Texto mostrado -
┌──
Pero la Iglesia había perdido gran parte de su antiguo poder coactivo y la voz del papa, con ser aún poderosa, iba siendo cada vez más la que clamaba en el desierto. Por una parte, las clases populares, progresivamente brutalizadas por las nuevas formas de explotación del trabajo, fueron apartándose de la Iglesia; por otra, las clases instruidas se dejaron persuadir por los preceptos de una nueva religión científica cuyos profetas son higienistas como Eugene Echeimann que, en sus obras de divulgación, recomendaba el coito como medio para alcanzar una saludable longevidad ya que «previene el infarto, activa la glándula tiroidea, quema colesterol y calorías, ejercita cada músculo del cuerpo, refuerza, pero no sobrecarga, el corazón, al obligarlo a bombear más sangre por un corto período tras el que descansa». No quisiéramos enmendar la plana al doctor alemán, pero hemos de señalar que el corazón no siempre sale beneficiado del coito, como demuestra el notorio caso del cardenal Danielou, fallecido en comprometedoras circunstancias.

El relajo general de las costumbres sexuales coincidió con un auge de la prostitución, posiblemente favorecido por el descubrimiento del primer tratamiento efectivo contra la sífilis. Este honor le cupo, en 1910, al médico alemán Ehrlich. En conmemoración de tal evento el vate nacional Benito Buylla compuso una emotiva oda de la que entresacamos, como delicada perla, este pareado:

¡La sífilis sucumbe! ¡Suena el áureo trombón!

¡Ya no existe avariosis! ¡Gloria a Ehrlich el sajón!
└──
(Registros de una fuente de datos)
┌──
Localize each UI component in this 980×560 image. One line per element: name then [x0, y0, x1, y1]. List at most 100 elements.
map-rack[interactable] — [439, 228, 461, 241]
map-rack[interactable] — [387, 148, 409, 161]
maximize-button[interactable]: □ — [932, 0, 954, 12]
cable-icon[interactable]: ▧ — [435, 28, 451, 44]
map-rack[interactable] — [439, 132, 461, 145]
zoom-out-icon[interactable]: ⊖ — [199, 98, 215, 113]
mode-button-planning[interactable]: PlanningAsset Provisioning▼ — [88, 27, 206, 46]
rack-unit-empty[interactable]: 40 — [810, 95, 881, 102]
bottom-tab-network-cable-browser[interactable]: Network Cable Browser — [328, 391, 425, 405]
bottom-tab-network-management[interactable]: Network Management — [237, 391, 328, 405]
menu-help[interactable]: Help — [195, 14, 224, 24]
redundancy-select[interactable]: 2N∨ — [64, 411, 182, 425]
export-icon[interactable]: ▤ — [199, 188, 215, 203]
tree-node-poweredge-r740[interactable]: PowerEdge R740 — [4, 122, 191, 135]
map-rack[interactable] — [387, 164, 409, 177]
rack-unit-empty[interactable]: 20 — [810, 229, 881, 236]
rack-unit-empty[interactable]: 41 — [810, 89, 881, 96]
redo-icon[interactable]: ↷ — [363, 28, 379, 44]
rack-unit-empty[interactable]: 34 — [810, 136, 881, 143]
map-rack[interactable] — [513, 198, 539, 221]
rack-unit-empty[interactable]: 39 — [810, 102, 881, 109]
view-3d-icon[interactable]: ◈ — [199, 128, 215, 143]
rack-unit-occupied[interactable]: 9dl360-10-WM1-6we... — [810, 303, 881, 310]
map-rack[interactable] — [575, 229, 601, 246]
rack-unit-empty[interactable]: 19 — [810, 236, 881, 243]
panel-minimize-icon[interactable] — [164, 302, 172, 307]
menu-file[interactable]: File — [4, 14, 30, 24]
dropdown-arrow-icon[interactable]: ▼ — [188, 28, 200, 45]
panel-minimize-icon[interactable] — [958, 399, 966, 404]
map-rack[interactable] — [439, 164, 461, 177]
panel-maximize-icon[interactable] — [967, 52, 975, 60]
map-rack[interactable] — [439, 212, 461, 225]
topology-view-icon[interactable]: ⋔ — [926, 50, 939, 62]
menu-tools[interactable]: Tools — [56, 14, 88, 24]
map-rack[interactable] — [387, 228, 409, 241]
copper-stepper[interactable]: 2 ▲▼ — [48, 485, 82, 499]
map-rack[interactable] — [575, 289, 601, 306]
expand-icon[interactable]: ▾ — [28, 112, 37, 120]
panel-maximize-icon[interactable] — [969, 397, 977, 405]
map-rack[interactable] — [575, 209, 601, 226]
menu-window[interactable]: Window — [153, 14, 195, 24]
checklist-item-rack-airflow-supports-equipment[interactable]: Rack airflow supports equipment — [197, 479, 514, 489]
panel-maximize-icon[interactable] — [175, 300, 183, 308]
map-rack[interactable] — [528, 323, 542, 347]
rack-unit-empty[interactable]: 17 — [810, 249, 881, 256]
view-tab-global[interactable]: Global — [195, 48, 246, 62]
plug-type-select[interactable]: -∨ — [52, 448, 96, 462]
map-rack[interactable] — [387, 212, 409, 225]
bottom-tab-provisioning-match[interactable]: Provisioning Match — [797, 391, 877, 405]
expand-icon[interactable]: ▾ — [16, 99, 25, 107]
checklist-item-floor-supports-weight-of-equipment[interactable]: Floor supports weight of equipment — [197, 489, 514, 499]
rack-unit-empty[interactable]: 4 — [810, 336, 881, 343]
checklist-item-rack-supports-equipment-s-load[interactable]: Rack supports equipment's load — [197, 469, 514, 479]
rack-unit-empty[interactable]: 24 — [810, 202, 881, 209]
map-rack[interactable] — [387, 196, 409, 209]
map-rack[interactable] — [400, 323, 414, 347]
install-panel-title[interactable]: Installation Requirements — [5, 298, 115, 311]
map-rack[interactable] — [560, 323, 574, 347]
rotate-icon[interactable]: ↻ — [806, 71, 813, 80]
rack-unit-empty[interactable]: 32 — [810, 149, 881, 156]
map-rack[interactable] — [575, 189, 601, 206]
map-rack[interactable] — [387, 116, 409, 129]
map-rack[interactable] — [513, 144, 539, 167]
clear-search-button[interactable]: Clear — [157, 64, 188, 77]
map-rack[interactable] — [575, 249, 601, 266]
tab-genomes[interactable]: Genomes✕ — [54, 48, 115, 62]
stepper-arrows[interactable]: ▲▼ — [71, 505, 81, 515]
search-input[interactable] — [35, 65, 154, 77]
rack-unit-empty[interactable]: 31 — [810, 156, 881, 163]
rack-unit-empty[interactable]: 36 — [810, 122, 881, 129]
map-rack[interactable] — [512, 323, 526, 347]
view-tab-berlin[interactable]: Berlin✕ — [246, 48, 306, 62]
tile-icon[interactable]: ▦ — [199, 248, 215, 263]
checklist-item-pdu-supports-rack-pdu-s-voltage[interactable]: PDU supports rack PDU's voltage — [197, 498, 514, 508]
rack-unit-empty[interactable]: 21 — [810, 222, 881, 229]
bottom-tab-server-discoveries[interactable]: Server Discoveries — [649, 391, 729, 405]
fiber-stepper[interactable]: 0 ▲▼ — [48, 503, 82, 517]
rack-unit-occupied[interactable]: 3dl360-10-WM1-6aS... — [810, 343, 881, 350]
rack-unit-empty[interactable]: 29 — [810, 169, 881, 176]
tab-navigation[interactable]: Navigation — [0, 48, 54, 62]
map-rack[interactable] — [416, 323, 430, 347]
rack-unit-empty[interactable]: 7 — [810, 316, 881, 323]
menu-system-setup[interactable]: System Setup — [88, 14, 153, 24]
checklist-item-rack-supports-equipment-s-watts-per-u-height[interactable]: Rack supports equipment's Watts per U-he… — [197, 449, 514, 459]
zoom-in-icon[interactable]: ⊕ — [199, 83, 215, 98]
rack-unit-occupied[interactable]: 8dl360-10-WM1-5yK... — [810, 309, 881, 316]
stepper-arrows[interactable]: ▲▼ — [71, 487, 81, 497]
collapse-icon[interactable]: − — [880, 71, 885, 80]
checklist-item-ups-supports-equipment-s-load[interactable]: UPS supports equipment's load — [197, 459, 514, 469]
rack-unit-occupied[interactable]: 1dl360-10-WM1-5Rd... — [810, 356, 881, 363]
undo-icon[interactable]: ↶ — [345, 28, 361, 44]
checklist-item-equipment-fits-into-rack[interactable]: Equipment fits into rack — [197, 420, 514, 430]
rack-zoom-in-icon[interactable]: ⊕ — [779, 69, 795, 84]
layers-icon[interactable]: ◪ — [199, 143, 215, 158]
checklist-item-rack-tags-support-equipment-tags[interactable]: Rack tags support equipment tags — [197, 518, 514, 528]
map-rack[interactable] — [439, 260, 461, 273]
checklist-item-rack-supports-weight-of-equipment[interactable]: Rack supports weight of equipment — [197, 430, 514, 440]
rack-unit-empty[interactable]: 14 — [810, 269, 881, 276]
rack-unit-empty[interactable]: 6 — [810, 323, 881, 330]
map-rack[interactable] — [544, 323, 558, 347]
└──
Instrucción de trabajo 1 - Extraiga del texto sobre la Iglesia y las costumbres sexuales todo el pasaje comprendido desde "El relajo general" hasta "Ehrlich el sajón!", sin alterar una sola palabra.
Instrucción de trabajo 2 - Prolongue el texto sobre la Iglesia, la sífilis y las costumbres sexuales a partir del punto en que termina.

Respuesta 1 -
El relajo general de las costumbres sexuales coincidió con un auge de la prostitución, posiblemente favorecido por el descubrimiento del primer tratamiento efectivo contra la sífilis. Este honor le cupo, en 1910, al médico alemán Ehrlich. En conmemoración de tal evento el vate nacional Benito Buylla compuso una emotiva oda de la que entresacamos, como delicada perla, este pareado:

¡La sífilis sucumbe! ¡Suena el áureo trombón!

¡Ya no existe avariosis! ¡Gloria a Ehrlich el sajón!

Respuesta 2 -
A pesar de este destacado avance, las enfermedades venéreas continuaron siendo la plaga de la época hasta la aparición de la eficaz penicilina, ya en los años cuarenta. En tiempos de la República, con la tímida liberalización sexual que el nuevo régimen permitió, estas enfermedades llegaron a constituir tan grave problema sanitario que el gobierno decidió impulsar una enérgica campaña preventiva. Ésta incluía la exhibición, en salas cinematográficas, de espeluznantes documentales sobre casos terminales de enfermos venéreos. En alguna ocasión, cuando en la penumbra de la sala se proyectaban las tremendas imágenes, la desgarradora advertencia de un anónimo espectador surgía del patio de butacas: «¡Estáis acabando con la afición!»

Pero la afición no corría peligro. Al púdico repliegue sexual de la cada vez más numerosa clase burguesa, correspondió un auge paralelo del amor mercenario y un robustecimiento de la doble moral que, aunque alentaba la temprana iniciación sexual del varón, continuaba exigiendo que la mujer accediera virgen al tálamo nupcial.

Como signo de los nuevos tiempos, la prostituta, históricamente relegada al más ínfimo peldaño de la sociedad, descendió aún más de categoría en el sórdido anonimato de la gran ciudad. En desesperada reacción, la rabiza urbana se incorporó a las demandas sociales y se politizó. En 1907, descontentas por las severas medidas que el gobierno conservador de Maura dictaba contra la inmoralidad, algunas significadas prostitutas se pusieron a la cabeza de los revolucionarios en la Semana Trágica. Así legaron sus nombres a la pequeña historia de aquellas sangrientas jornadas La Bilbaína, Cuarenta Céntimos, La Larga, La Valenciana, La Castiza. A su lado, unidas por el mismo oficio pero separadas por años luz de estatus profesional, estaban las estrellas fulgurantes del momento, famosas cortesanas como la alemana August Berges que ensayaba un púdico strip-tease a los acordes del pícaro cuplé La Pulga, con el que despertó tales entusiasmos garañones en sus auditorios que el gobernador civil se vio obligado a cerrar el teatro donde la bella actuaba. Aún más famosa fue la Bella Otero, cuya grosería y vulgaridad eran disculpadas por la perfección intachable de su cuerpo.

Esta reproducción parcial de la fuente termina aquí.